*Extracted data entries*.

'''

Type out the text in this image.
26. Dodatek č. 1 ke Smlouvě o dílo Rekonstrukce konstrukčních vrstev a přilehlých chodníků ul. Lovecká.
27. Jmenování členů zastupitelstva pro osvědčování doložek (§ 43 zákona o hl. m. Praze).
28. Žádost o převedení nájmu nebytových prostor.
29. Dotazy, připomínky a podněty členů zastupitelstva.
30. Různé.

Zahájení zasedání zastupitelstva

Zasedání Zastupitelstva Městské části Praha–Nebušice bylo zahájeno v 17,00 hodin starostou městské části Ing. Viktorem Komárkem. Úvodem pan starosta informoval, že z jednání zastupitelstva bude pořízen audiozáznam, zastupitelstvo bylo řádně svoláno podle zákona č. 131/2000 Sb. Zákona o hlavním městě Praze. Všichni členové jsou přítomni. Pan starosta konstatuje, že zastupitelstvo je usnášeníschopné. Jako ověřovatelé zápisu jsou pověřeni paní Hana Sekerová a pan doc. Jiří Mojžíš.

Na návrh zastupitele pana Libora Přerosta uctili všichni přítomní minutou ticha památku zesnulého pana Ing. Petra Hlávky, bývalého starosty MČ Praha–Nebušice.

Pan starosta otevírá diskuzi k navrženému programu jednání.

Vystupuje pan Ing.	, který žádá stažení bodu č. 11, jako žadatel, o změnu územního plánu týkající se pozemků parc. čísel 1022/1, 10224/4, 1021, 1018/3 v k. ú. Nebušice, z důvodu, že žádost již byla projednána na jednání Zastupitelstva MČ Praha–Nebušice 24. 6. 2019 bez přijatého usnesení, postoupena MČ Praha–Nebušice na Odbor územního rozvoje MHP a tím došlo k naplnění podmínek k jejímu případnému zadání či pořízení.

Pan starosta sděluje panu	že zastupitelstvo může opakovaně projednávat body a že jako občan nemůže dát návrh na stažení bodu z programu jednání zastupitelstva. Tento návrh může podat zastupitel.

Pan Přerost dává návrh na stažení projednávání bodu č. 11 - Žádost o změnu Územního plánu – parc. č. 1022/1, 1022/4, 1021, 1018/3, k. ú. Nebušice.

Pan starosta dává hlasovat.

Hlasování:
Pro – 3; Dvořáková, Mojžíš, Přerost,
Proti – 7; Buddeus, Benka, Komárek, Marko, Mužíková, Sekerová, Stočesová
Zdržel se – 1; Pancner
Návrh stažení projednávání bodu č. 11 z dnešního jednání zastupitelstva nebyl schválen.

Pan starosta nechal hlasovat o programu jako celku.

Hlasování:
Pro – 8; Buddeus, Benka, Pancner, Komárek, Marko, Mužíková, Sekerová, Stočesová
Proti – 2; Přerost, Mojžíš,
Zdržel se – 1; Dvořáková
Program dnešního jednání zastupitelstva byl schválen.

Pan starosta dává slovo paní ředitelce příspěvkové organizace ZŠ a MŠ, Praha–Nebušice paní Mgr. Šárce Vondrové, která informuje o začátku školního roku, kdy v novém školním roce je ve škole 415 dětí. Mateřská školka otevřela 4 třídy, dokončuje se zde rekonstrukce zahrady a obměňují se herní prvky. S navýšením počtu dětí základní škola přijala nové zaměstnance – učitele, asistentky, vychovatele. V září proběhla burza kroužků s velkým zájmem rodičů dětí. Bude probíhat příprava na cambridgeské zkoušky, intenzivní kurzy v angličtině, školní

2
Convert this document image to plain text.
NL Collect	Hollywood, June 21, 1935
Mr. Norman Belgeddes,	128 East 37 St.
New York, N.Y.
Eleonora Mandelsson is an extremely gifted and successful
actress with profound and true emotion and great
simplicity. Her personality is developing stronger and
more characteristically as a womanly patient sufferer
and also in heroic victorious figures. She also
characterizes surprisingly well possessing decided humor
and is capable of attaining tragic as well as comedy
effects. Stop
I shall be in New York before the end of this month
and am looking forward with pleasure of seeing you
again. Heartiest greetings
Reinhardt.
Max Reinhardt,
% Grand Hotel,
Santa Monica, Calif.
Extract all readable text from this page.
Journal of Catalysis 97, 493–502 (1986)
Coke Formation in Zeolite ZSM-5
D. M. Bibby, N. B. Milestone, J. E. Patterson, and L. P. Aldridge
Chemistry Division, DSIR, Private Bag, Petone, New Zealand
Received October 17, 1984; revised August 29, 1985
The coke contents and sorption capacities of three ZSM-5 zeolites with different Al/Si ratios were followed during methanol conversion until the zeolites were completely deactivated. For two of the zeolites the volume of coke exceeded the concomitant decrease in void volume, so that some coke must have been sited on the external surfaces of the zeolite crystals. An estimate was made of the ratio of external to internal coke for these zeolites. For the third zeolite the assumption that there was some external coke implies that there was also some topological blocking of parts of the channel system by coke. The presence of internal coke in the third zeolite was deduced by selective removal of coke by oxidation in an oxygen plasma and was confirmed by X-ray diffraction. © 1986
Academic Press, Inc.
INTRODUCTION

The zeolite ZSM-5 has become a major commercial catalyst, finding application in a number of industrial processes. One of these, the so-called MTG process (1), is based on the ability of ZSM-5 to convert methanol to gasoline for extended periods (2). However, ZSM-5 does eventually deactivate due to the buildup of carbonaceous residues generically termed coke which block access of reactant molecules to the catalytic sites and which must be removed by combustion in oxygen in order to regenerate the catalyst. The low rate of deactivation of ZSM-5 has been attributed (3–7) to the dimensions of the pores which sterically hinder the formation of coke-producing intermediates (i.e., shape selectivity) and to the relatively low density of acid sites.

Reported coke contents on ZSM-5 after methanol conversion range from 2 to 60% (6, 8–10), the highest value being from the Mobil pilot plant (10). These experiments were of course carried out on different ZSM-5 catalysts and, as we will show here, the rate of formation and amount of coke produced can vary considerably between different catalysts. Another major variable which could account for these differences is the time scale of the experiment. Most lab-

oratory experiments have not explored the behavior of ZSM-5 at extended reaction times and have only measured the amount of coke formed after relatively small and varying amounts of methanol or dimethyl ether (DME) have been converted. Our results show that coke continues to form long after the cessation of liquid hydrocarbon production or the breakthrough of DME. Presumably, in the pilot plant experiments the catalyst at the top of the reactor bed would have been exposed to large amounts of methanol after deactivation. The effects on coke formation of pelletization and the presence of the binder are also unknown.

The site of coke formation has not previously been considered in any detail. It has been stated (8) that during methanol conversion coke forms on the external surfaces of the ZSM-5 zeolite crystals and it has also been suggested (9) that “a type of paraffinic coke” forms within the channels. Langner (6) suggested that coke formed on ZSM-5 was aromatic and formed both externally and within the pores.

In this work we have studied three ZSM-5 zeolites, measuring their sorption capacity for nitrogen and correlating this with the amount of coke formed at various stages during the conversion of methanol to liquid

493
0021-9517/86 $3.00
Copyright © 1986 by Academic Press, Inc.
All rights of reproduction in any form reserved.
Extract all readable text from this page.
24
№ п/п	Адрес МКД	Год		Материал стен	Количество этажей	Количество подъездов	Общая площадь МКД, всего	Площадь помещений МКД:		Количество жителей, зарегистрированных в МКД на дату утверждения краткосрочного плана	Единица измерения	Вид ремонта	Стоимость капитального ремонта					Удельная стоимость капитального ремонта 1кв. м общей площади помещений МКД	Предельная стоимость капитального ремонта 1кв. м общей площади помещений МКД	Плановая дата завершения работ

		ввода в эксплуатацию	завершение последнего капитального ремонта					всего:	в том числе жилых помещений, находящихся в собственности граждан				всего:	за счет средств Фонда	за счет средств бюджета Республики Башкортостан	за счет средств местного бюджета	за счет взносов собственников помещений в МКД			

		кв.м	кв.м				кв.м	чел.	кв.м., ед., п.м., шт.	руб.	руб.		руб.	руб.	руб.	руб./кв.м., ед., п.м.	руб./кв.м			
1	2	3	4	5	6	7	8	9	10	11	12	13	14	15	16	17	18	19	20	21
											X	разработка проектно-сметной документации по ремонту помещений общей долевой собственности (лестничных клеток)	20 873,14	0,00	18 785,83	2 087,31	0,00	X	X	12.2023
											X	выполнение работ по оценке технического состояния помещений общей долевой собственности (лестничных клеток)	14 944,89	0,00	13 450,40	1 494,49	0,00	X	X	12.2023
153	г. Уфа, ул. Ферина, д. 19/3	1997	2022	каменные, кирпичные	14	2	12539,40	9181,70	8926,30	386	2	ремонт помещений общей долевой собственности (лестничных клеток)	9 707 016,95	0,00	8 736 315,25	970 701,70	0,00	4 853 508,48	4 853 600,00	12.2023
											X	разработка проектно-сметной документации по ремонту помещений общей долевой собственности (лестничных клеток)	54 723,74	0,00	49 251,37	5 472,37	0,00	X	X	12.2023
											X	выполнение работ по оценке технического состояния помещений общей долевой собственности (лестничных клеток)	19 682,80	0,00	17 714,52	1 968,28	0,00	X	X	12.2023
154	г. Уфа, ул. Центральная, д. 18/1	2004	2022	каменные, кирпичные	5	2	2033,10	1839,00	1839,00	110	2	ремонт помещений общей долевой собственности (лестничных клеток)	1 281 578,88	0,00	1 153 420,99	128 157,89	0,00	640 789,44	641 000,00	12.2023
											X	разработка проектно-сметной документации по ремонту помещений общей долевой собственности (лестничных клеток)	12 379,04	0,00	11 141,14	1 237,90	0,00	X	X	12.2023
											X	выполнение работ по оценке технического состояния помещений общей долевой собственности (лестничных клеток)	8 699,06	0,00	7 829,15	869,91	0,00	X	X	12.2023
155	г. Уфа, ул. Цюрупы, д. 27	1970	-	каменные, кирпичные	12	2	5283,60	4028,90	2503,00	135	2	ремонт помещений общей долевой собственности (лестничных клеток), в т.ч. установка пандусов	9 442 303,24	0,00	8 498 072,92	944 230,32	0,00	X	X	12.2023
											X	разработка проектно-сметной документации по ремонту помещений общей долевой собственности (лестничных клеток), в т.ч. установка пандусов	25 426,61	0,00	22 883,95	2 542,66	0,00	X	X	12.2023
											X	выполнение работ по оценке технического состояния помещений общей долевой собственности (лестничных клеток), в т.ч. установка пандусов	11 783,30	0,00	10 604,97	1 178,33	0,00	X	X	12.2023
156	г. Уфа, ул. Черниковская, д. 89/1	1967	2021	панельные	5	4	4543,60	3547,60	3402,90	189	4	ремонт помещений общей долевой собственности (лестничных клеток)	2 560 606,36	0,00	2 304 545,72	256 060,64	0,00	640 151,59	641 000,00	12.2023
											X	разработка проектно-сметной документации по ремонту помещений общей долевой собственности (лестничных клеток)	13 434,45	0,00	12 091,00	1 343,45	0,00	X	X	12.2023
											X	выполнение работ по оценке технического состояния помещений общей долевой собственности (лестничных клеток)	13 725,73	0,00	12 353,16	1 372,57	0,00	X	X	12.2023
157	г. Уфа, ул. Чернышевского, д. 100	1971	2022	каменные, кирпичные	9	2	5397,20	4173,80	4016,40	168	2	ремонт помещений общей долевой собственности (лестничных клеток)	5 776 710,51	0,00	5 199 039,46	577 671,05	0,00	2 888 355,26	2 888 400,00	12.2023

'''

*Required task*.
The answer is a single number, the count of lines in the records that contain the string "projednávání".

*Completed exercise*.
2